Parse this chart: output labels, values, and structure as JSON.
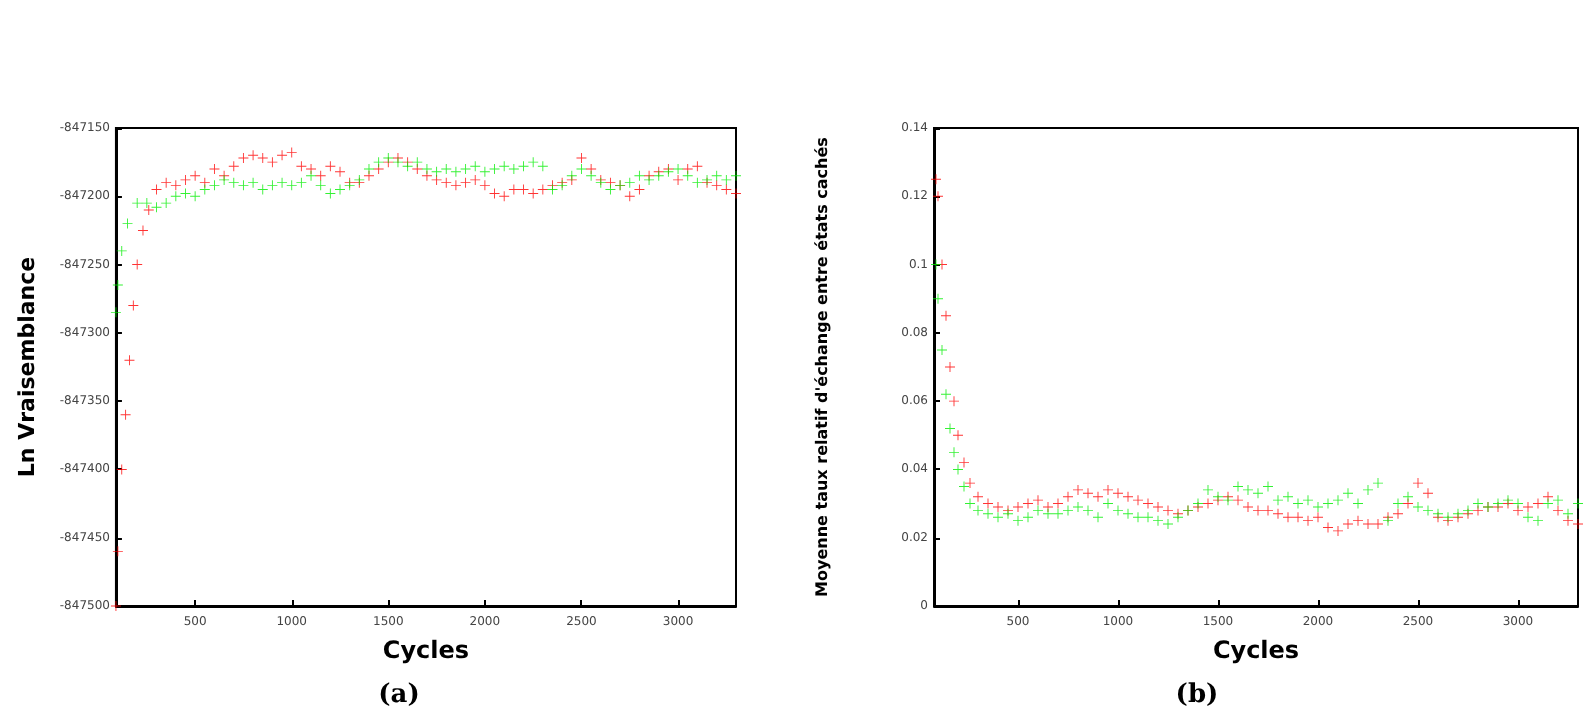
{
  "chart_data": [
    {
      "type": "scatter",
      "xlabel": "Cycles",
      "ylabel": "Ln Vraisemblance",
      "annotations": [
        "(a)"
      ],
      "marker": "cross",
      "xlim": [
        90,
        3300
      ],
      "xticks": [
        500,
        1000,
        1500,
        2000,
        2500,
        3000
      ],
      "ylim": [
        -847500,
        -847150
      ],
      "yticks": [
        -847500,
        -847450,
        -847400,
        -847350,
        -847300,
        -847250,
        -847200,
        -847150
      ],
      "series": [
        {
          "color": "#ff0000",
          "x": [
            90,
            100,
            120,
            140,
            160,
            180,
            200,
            230,
            260,
            300,
            350,
            400,
            450,
            500,
            550,
            600,
            650,
            700,
            750,
            800,
            850,
            900,
            950,
            1000,
            1050,
            1100,
            1150,
            1200,
            1250,
            1300,
            1350,
            1400,
            1450,
            1500,
            1550,
            1600,
            1650,
            1700,
            1750,
            1800,
            1850,
            1900,
            1950,
            2000,
            2050,
            2100,
            2150,
            2200,
            2250,
            2300,
            2350,
            2400,
            2450,
            2500,
            2550,
            2600,
            2650,
            2700,
            2750,
            2800,
            2850,
            2900,
            2950,
            3000,
            3050,
            3100,
            3150,
            3200,
            3250,
            3300
          ],
          "values": [
            -847500,
            -847460,
            -847400,
            -847360,
            -847320,
            -847280,
            -847250,
            -847225,
            -847210,
            -847195,
            -847190,
            -847192,
            -847188,
            -847185,
            -847190,
            -847180,
            -847185,
            -847178,
            -847172,
            -847170,
            -847172,
            -847175,
            -847170,
            -847168,
            -847178,
            -847180,
            -847185,
            -847178,
            -847182,
            -847190,
            -847190,
            -847185,
            -847180,
            -847175,
            -847172,
            -847175,
            -847180,
            -847185,
            -847188,
            -847190,
            -847192,
            -847190,
            -847188,
            -847192,
            -847198,
            -847200,
            -847195,
            -847195,
            -847198,
            -847195,
            -847192,
            -847190,
            -847188,
            -847172,
            -847180,
            -847188,
            -847190,
            -847192,
            -847200,
            -847195,
            -847185,
            -847182,
            -847180,
            -847188,
            -847180,
            -847178,
            -847190,
            -847192,
            -847195,
            -847198
          ]
        },
        {
          "color": "#00ee00",
          "x": [
            90,
            100,
            120,
            150,
            200,
            250,
            300,
            350,
            400,
            450,
            500,
            550,
            600,
            650,
            700,
            750,
            800,
            850,
            900,
            950,
            1000,
            1050,
            1100,
            1150,
            1200,
            1250,
            1300,
            1350,
            1400,
            1450,
            1500,
            1550,
            1600,
            1650,
            1700,
            1750,
            1800,
            1850,
            1900,
            1950,
            2000,
            2050,
            2100,
            2150,
            2200,
            2250,
            2300,
            2350,
            2400,
            2450,
            2500,
            2550,
            2600,
            2650,
            2700,
            2750,
            2800,
            2850,
            2900,
            2950,
            3000,
            3050,
            3100,
            3150,
            3200,
            3250,
            3300
          ],
          "values": [
            -847285,
            -847265,
            -847240,
            -847220,
            -847205,
            -847205,
            -847208,
            -847205,
            -847200,
            -847198,
            -847200,
            -847195,
            -847192,
            -847188,
            -847190,
            -847192,
            -847190,
            -847195,
            -847192,
            -847190,
            -847192,
            -847190,
            -847185,
            -847192,
            -847198,
            -847195,
            -847192,
            -847188,
            -847180,
            -847175,
            -847172,
            -847175,
            -847178,
            -847175,
            -847180,
            -847182,
            -847180,
            -847182,
            -847180,
            -847178,
            -847182,
            -847180,
            -847178,
            -847180,
            -847178,
            -847175,
            -847178,
            -847195,
            -847192,
            -847185,
            -847180,
            -847185,
            -847190,
            -847195,
            -847192,
            -847190,
            -847185,
            -847188,
            -847185,
            -847182,
            -847180,
            -847185,
            -847190,
            -847188,
            -847185,
            -847188,
            -847185
          ]
        }
      ]
    },
    {
      "type": "scatter",
      "xlabel": "Cycles",
      "ylabel": "Moyenne taux relatif d'échange entre états cachés",
      "annotations": [
        "(b)"
      ],
      "marker": "cross",
      "xlim": [
        80,
        3300
      ],
      "xticks": [
        500,
        1000,
        1500,
        2000,
        2500,
        3000
      ],
      "ylim": [
        0,
        0.14
      ],
      "yticks": [
        0,
        0.02,
        0.04,
        0.06,
        0.08,
        0.1,
        0.12,
        0.14
      ],
      "series": [
        {
          "color": "#ff0000",
          "x": [
            90,
            100,
            120,
            140,
            160,
            180,
            200,
            230,
            260,
            300,
            350,
            400,
            450,
            500,
            550,
            600,
            650,
            700,
            750,
            800,
            850,
            900,
            950,
            1000,
            1050,
            1100,
            1150,
            1200,
            1250,
            1300,
            1350,
            1400,
            1450,
            1500,
            1550,
            1600,
            1650,
            1700,
            1750,
            1800,
            1850,
            1900,
            1950,
            2000,
            2050,
            2100,
            2150,
            2200,
            2250,
            2300,
            2350,
            2400,
            2450,
            2500,
            2550,
            2600,
            2650,
            2700,
            2750,
            2800,
            2850,
            2900,
            2950,
            3000,
            3050,
            3100,
            3150,
            3200,
            3250,
            3300
          ],
          "values": [
            0.125,
            0.12,
            0.1,
            0.085,
            0.07,
            0.06,
            0.05,
            0.042,
            0.036,
            0.032,
            0.03,
            0.029,
            0.028,
            0.029,
            0.03,
            0.031,
            0.029,
            0.03,
            0.032,
            0.034,
            0.033,
            0.032,
            0.034,
            0.033,
            0.032,
            0.031,
            0.03,
            0.029,
            0.028,
            0.027,
            0.028,
            0.029,
            0.03,
            0.031,
            0.032,
            0.031,
            0.029,
            0.028,
            0.028,
            0.027,
            0.026,
            0.026,
            0.025,
            0.026,
            0.023,
            0.022,
            0.024,
            0.025,
            0.024,
            0.024,
            0.026,
            0.027,
            0.03,
            0.036,
            0.033,
            0.026,
            0.025,
            0.026,
            0.027,
            0.028,
            0.029,
            0.029,
            0.03,
            0.028,
            0.029,
            0.03,
            0.032,
            0.028,
            0.025,
            0.024
          ]
        },
        {
          "color": "#00ee00",
          "x": [
            90,
            100,
            120,
            140,
            160,
            180,
            200,
            230,
            260,
            300,
            350,
            400,
            450,
            500,
            550,
            600,
            650,
            700,
            750,
            800,
            850,
            900,
            950,
            1000,
            1050,
            1100,
            1150,
            1200,
            1250,
            1300,
            1350,
            1400,
            1450,
            1500,
            1550,
            1600,
            1650,
            1700,
            1750,
            1800,
            1850,
            1900,
            1950,
            2000,
            2050,
            2100,
            2150,
            2200,
            2250,
            2300,
            2350,
            2400,
            2450,
            2500,
            2550,
            2600,
            2650,
            2700,
            2750,
            2800,
            2850,
            2900,
            2950,
            3000,
            3050,
            3100,
            3150,
            3200,
            3250,
            3300
          ],
          "values": [
            0.1,
            0.09,
            0.075,
            0.062,
            0.052,
            0.045,
            0.04,
            0.035,
            0.03,
            0.028,
            0.027,
            0.026,
            0.027,
            0.025,
            0.026,
            0.028,
            0.027,
            0.027,
            0.028,
            0.029,
            0.028,
            0.026,
            0.03,
            0.028,
            0.027,
            0.026,
            0.026,
            0.025,
            0.024,
            0.026,
            0.028,
            0.03,
            0.034,
            0.032,
            0.031,
            0.035,
            0.034,
            0.033,
            0.035,
            0.031,
            0.032,
            0.03,
            0.031,
            0.029,
            0.03,
            0.031,
            0.033,
            0.03,
            0.034,
            0.036,
            0.025,
            0.03,
            0.032,
            0.029,
            0.028,
            0.027,
            0.026,
            0.027,
            0.028,
            0.03,
            0.029,
            0.03,
            0.031,
            0.03,
            0.026,
            0.025,
            0.03,
            0.031,
            0.027,
            0.03
          ]
        }
      ]
    }
  ]
}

----------------

Requirements:
Using the entries above, tally how many lines have the word "ylabel" in them; write the number and nothing more.

Written solution:
2